> [Task to carry out]: Output the data below in full, character for character.

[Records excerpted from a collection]
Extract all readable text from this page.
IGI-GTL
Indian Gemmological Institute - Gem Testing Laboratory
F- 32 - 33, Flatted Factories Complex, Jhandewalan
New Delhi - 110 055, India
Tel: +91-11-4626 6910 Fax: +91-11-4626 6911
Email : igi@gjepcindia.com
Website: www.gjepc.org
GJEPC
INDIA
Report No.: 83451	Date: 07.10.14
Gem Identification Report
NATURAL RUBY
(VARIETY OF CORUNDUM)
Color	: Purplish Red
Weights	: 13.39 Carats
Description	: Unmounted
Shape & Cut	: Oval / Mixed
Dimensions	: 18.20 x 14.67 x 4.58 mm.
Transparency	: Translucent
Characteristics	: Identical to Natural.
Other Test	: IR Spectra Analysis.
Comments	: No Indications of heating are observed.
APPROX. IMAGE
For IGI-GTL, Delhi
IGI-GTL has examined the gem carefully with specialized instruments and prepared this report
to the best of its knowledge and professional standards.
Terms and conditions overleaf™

> [Reply]:
Extract all readable text from this page.
IGI-GTL
Indian Gemmological Institute - Gem Testing Laboratory
F- 32 - 33, Flatted Factories Complex, Jhandewalan
New Delhi - 110 055, India
Tel: +91-11-4626 6910 Fax: +91-11-4626 6911
Email : igi@gjepcindia.com
Website: www.gjepc.org
GJEPC
INDIA
Report No.: 83451	Date: 07.10.14
Gem Identification Report
NATURAL RUBY
(VARIETY OF CORUNDUM)
Color	: Purplish Red
Weights	: 13.39 Carats
Description	: Unmounted
Shape & Cut	: Oval / Mixed
Dimensions	: 18.20 x 14.67 x 4.58 mm.
Transparency	: Translucent
Characteristics	: Identical to Natural.
Other Test	: IR Spectra Analysis.
Comments	: No Indications of heating are observed.
APPROX. IMAGE
For IGI-GTL, Delhi
IGI-GTL has examined the gem carefully with specialized instruments and prepared this report
to the best of its knowledge and professional standards.
Terms and conditions overleaf™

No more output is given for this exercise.